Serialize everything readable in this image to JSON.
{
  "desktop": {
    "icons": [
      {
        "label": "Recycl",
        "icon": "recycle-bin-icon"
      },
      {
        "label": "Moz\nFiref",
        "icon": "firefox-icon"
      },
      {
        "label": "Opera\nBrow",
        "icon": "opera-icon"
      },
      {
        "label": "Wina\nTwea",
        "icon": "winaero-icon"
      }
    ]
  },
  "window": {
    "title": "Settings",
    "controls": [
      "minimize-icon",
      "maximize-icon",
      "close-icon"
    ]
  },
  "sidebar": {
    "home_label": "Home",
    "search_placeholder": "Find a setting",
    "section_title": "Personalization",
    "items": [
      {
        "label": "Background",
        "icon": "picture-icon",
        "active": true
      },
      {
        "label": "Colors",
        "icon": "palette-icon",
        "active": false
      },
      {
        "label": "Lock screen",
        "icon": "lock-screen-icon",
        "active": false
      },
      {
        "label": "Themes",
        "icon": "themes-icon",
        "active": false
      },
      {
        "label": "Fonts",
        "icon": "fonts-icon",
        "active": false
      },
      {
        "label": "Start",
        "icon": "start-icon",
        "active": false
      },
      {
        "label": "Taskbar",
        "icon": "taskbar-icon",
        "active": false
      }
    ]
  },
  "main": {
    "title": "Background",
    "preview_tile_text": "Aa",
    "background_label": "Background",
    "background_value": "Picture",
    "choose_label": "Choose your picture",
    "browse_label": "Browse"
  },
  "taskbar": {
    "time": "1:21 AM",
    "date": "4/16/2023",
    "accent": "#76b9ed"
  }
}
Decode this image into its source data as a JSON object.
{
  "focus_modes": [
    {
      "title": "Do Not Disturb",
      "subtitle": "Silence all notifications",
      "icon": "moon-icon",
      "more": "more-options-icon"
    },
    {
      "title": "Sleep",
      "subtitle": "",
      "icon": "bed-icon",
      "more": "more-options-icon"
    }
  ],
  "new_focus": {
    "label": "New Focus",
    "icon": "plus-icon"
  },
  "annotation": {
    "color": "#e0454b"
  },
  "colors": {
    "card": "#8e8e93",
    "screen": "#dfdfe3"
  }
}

_____

Required task: Where a line above contains the string "this", copy that line.

Written response:
Serialize everything readable in this image to JSON.
Decode this image into its source data as a JSON object.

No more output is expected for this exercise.